§ **Problem**
Starting at the line that contains "Extract the structured", copy each line through the end of the listing below. Include both ends and output nothing more.

§ **Given entries**
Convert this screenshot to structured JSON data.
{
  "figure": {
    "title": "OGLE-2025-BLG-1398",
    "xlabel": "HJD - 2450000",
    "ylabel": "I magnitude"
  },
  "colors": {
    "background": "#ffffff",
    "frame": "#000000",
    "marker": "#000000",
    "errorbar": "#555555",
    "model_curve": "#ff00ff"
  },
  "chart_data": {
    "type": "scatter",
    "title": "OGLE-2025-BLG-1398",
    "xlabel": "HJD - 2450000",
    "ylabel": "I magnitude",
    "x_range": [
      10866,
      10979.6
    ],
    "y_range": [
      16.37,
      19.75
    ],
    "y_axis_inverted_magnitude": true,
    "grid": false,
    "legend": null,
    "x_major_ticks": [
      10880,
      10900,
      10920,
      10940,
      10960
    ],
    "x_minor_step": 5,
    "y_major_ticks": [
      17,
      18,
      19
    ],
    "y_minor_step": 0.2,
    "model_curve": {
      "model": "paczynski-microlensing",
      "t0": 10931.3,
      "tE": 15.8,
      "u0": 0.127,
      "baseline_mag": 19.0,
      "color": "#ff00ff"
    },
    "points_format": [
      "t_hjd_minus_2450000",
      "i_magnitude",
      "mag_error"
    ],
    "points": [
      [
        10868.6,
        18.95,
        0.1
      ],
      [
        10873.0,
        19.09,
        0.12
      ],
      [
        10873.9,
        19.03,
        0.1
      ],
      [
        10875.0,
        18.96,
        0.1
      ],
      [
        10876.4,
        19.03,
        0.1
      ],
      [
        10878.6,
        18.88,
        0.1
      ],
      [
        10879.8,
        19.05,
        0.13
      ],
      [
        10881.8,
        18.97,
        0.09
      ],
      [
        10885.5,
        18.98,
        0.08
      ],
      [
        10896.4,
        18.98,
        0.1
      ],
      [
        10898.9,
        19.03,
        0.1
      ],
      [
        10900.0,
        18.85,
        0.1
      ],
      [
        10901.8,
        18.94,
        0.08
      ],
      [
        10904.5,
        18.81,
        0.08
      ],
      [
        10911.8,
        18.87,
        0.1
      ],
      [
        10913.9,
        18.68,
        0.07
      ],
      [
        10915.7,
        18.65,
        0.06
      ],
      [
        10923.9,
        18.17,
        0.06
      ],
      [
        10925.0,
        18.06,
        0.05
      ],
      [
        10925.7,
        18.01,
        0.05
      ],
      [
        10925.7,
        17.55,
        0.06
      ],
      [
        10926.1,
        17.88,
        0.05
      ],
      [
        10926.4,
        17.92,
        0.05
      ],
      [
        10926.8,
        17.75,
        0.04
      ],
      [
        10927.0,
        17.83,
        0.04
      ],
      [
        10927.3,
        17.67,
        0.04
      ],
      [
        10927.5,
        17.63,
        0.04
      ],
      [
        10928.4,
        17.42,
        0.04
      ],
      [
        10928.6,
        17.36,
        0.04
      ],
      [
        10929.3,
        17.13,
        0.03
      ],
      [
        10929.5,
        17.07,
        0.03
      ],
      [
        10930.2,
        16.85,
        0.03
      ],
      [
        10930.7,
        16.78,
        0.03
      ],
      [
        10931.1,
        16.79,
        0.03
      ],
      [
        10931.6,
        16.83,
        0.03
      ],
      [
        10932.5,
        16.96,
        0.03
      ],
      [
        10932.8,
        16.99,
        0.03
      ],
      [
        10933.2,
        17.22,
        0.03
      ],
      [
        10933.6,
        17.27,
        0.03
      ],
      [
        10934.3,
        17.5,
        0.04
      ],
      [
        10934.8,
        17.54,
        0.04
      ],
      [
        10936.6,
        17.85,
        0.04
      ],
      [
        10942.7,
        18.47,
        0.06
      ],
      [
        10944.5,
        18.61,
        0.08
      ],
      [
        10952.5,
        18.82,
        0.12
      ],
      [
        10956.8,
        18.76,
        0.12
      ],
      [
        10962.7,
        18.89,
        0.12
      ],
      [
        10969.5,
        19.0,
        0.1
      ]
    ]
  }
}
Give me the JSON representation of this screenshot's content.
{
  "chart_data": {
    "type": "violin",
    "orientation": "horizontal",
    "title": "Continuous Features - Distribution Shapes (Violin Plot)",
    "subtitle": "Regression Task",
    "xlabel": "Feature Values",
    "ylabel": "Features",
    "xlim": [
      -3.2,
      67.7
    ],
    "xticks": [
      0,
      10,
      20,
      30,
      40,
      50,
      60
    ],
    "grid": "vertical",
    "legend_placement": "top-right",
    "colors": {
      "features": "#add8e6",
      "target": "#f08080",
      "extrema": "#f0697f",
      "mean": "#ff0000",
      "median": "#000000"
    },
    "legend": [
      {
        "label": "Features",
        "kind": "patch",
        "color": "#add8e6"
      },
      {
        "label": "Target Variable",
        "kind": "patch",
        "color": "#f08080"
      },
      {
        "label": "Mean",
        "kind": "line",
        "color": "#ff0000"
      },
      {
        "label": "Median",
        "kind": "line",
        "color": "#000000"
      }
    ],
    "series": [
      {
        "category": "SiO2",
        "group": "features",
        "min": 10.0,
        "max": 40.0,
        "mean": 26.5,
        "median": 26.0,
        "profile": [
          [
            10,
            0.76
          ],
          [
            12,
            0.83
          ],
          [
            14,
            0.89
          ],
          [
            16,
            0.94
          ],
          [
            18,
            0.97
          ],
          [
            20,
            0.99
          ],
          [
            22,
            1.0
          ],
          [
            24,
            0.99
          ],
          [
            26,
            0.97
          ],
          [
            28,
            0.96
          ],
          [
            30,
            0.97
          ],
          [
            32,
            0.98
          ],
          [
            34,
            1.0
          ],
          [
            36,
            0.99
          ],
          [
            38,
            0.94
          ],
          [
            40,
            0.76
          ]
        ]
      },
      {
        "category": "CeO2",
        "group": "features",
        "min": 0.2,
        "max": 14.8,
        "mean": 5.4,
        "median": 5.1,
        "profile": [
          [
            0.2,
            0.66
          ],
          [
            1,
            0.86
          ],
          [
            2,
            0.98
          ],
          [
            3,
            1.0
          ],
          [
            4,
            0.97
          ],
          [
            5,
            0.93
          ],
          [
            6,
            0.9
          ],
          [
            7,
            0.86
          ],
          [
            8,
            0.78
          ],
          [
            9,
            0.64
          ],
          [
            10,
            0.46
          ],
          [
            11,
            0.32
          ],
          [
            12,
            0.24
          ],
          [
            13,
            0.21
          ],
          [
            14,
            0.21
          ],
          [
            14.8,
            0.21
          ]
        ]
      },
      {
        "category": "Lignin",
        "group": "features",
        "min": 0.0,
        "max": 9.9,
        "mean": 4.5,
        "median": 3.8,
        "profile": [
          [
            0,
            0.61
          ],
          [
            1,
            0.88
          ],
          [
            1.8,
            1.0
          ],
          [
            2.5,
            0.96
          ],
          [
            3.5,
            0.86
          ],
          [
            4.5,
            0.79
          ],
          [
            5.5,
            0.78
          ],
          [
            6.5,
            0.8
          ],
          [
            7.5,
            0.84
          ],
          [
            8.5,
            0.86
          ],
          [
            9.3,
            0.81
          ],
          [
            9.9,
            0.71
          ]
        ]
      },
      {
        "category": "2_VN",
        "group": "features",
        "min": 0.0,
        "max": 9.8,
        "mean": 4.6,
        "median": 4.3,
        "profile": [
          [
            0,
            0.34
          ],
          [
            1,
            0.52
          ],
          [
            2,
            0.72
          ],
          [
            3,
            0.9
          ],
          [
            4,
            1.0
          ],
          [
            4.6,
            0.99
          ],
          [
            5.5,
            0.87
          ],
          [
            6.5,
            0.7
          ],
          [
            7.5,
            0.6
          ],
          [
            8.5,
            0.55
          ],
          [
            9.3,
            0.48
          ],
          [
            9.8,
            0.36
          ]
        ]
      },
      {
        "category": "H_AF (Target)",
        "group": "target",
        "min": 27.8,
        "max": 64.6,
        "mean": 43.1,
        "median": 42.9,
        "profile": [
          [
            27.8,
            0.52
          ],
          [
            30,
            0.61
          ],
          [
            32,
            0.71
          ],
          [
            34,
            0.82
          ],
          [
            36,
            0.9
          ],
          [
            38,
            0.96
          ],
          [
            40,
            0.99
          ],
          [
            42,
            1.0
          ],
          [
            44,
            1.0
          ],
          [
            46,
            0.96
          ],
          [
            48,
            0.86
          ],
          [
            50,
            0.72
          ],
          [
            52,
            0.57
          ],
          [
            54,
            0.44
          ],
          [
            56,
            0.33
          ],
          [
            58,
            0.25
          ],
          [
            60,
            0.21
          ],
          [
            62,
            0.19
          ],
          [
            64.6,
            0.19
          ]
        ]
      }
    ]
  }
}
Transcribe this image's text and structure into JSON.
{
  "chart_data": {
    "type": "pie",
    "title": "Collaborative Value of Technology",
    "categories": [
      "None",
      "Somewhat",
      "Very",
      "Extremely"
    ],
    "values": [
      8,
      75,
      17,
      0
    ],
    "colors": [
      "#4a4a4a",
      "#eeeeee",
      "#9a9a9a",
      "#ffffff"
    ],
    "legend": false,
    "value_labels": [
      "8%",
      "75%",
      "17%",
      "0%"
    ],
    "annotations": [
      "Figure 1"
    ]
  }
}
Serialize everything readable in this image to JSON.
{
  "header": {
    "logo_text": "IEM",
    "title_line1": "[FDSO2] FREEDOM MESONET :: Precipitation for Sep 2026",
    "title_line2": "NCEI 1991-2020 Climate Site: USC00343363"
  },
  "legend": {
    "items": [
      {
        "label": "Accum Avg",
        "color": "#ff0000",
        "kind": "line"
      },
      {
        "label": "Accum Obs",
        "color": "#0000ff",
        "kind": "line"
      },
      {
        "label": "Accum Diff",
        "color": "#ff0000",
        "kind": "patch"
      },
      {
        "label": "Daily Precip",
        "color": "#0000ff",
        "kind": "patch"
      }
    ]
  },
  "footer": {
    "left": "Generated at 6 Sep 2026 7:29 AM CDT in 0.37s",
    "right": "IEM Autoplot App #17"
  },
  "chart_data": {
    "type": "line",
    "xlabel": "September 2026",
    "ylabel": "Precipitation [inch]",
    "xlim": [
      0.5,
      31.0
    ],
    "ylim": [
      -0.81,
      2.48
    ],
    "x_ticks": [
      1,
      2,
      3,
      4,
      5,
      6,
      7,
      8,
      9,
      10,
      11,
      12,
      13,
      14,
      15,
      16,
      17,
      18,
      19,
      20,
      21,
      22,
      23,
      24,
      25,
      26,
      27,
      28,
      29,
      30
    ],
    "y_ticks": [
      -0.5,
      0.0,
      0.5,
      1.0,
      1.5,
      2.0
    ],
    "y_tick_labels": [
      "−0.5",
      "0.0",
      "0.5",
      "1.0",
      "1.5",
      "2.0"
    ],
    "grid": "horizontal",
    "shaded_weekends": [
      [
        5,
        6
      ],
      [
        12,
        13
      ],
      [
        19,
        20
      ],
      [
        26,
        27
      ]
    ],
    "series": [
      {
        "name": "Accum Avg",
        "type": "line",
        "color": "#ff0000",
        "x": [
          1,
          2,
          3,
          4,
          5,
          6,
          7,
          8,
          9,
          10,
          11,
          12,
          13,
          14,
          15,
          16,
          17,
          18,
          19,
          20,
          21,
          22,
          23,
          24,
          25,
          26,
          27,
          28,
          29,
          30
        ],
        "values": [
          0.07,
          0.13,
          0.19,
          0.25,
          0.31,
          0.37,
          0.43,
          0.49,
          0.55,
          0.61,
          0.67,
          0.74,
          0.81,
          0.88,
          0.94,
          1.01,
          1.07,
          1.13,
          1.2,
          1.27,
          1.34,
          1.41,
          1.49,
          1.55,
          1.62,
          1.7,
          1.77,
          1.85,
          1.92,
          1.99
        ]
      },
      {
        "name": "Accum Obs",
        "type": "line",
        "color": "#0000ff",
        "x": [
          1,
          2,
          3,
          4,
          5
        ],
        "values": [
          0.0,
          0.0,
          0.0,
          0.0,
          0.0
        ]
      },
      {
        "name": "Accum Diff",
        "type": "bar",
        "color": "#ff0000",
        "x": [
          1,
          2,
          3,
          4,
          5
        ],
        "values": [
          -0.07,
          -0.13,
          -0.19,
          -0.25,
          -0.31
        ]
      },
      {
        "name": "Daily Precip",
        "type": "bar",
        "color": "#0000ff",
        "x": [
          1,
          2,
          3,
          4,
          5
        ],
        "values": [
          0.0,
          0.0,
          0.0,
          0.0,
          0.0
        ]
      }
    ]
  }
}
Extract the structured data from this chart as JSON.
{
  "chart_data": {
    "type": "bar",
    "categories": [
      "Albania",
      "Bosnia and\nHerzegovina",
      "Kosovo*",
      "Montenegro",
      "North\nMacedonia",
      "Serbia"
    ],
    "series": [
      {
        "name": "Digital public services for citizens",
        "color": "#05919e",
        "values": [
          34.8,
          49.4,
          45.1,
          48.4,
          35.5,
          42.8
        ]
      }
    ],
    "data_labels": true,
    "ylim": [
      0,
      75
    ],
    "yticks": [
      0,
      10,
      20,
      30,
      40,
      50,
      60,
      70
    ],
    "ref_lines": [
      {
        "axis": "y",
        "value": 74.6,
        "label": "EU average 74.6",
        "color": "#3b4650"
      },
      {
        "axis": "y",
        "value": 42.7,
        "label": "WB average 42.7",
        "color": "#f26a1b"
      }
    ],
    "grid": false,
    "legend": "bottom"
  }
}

§ **Answer to the problem**
Extract the structured data from this chart as JSON.
{
  "chart_data": {
    "type": "bar",
    "categories": [
      "Albania",
      "Bosnia and\nHerzegovina",
      "Kosovo*",
      "Montenegro",
      "North\nMacedonia",
      "Serbia"
    ],
    "series": [
      {
        "name": "Digital public services for citizens",
        "color": "#05919e",
        "values": [
          34.8,
          49.4,
          45.1,
          48.4,
          35.5,
          42.8
        ]
      }
    ],
    "data_labels": true,
    "ylim": [
      0,
      75
    ],
    "yticks": [
      0,
      10,
      20,
      30,
      40,
      50,
      60,
      70
    ],
    "ref_lines": [
      {
        "axis": "y",
        "value": 74.6,
        "label": "EU average 74.6",
        "color": "#3b4650"
      },
      {
        "axis": "y",
        "value": 42.7,
        "label": "WB average 42.7",
        "color": "#f26a1b"
      }
    ],
    "grid": false,
    "legend": "bottom"
  }
}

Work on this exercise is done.